* Data extract

--- begin ---

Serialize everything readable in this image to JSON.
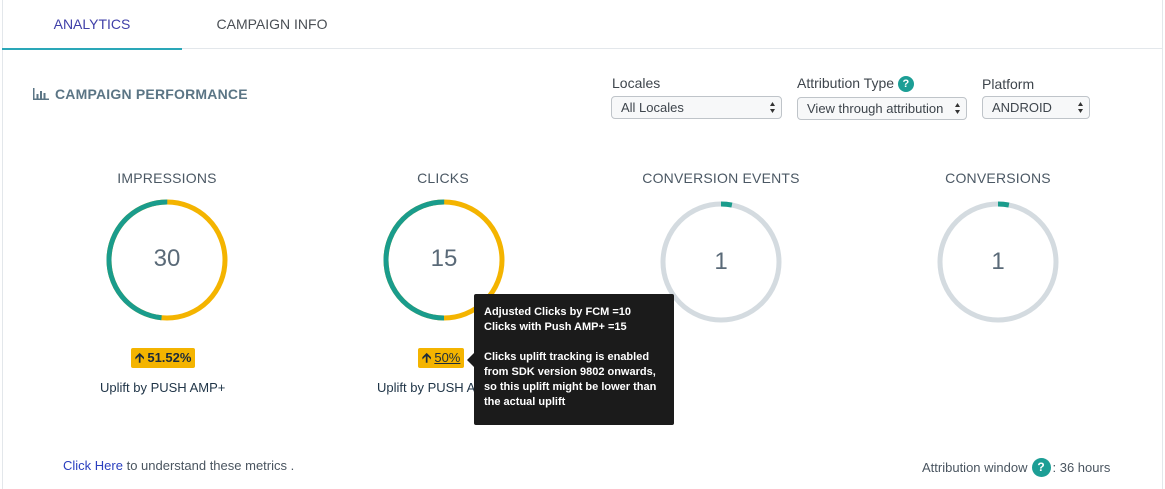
{
  "tabs": [
    {
      "label": "ANALYTICS"
    },
    {
      "label": "CAMPAIGN INFO"
    }
  ],
  "section_title": "CAMPAIGN PERFORMANCE",
  "filters": {
    "locales": {
      "label": "Locales",
      "value": "All Locales"
    },
    "attribution_type": {
      "label": "Attribution Type",
      "help": "?",
      "value": "View through attribution"
    },
    "platform": {
      "label": "Platform",
      "value": "ANDROID"
    }
  },
  "metrics": [
    {
      "title": "IMPRESSIONS",
      "value": "30",
      "uplift": "51.52%",
      "uplift_label": "Uplift by PUSH AMP+",
      "primary_fraction": 0.485
    },
    {
      "title": "CLICKS",
      "value": "15",
      "uplift": "50%",
      "uplift_label": "Uplift by PUSH AMP+",
      "primary_fraction": 0.5
    },
    {
      "title": "CONVERSION EVENTS",
      "value": "1",
      "primary_fraction": 0.03
    },
    {
      "title": "CONVERSIONS",
      "value": "1",
      "primary_fraction": 0.03
    }
  ],
  "tooltip": {
    "line1": "Adjusted Clicks by FCM =10",
    "line2": "Clicks with Push AMP+ =15",
    "line3": "Clicks uplift tracking is enabled",
    "line4": "from SDK version 9802 onwards,",
    "line5": "so this uplift might be lower than",
    "line6": "the actual uplift"
  },
  "footer": {
    "link_text": "Click Here",
    "link_suffix": " to understand these metrics .",
    "attribution_label": "Attribution window",
    "attribution_help": "?",
    "attribution_value": ": 36 hours"
  },
  "colors": {
    "teal": "#1a9c8c",
    "yellow": "#f4b400",
    "track": "#d4dbe0",
    "help": "#1c9e95",
    "link": "#2a3fbf"
  },
  "icons": {
    "chart": "bar-chart-icon",
    "select_arrows": "select-arrows-icon",
    "uplift_arrow": "arrow-up-icon"
  }
}
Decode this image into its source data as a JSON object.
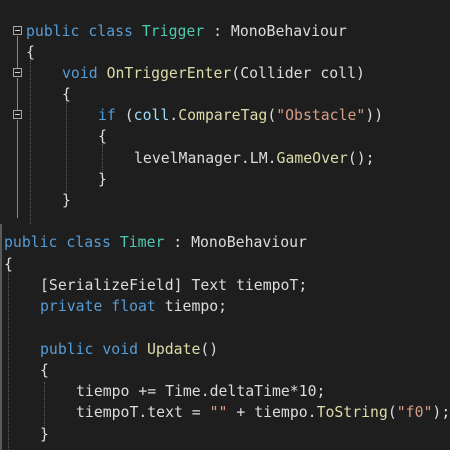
{
  "editor": {
    "colors": {
      "background": "#1e1e1e",
      "keyword": "#569cd6",
      "type": "#4ec9b0",
      "method": "#dcdcaa",
      "plain": "#dcdcdc",
      "string": "#d69d85",
      "parameter": "#9cdcfe"
    },
    "top_panel": [
      [
        {
          "t": "public",
          "c": "kw"
        },
        {
          "t": " "
        },
        {
          "t": "class",
          "c": "kw"
        },
        {
          "t": " "
        },
        {
          "t": "Trigger",
          "c": "ty"
        },
        {
          "t": " : MonoBehaviour"
        }
      ],
      [
        {
          "t": "{"
        }
      ],
      [
        {
          "t": "void",
          "c": "kw"
        },
        {
          "t": " "
        },
        {
          "t": "OnTriggerEnter",
          "c": "fn"
        },
        {
          "t": "(Collider coll)"
        }
      ],
      [
        {
          "t": "{"
        }
      ],
      [
        {
          "t": "if",
          "c": "kw"
        },
        {
          "t": " ("
        },
        {
          "t": "coll",
          "c": "pa"
        },
        {
          "t": "."
        },
        {
          "t": "CompareTag",
          "c": "fn"
        },
        {
          "t": "("
        },
        {
          "t": "\"Obstacle\"",
          "c": "st"
        },
        {
          "t": "))"
        }
      ],
      [
        {
          "t": "{"
        }
      ],
      [
        {
          "t": "levelManager.LM."
        },
        {
          "t": "GameOver",
          "c": "fn"
        },
        {
          "t": "();"
        }
      ],
      [
        {
          "t": "}"
        }
      ],
      [
        {
          "t": "}"
        }
      ]
    ],
    "bottom_panel": [
      [
        {
          "t": "public",
          "c": "kw"
        },
        {
          "t": " "
        },
        {
          "t": "class",
          "c": "kw"
        },
        {
          "t": " "
        },
        {
          "t": "Timer",
          "c": "ty"
        },
        {
          "t": " : MonoBehaviour"
        }
      ],
      [
        {
          "t": "{"
        }
      ],
      [
        {
          "t": "[SerializeField] Text tiempoT;"
        }
      ],
      [
        {
          "t": "private",
          "c": "kw"
        },
        {
          "t": " "
        },
        {
          "t": "float",
          "c": "kw"
        },
        {
          "t": " tiempo;"
        }
      ],
      [],
      [
        {
          "t": "public",
          "c": "kw"
        },
        {
          "t": " "
        },
        {
          "t": "void",
          "c": "kw"
        },
        {
          "t": " "
        },
        {
          "t": "Update",
          "c": "fn"
        },
        {
          "t": "()"
        }
      ],
      [
        {
          "t": "{"
        }
      ],
      [
        {
          "t": "tiempo += Time.deltaTime*10;"
        }
      ],
      [
        {
          "t": "tiempoT.text = "
        },
        {
          "t": "\"\"",
          "c": "st"
        },
        {
          "t": " + tiempo."
        },
        {
          "t": "ToString",
          "c": "fn"
        },
        {
          "t": "("
        },
        {
          "t": "\"f0\"",
          "c": "st"
        },
        {
          "t": ");"
        }
      ],
      [
        {
          "t": "}"
        }
      ]
    ]
  }
}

--- end ---

* Problem to work on
From the material, report only how many lines include the word "image".

* Output of the task
2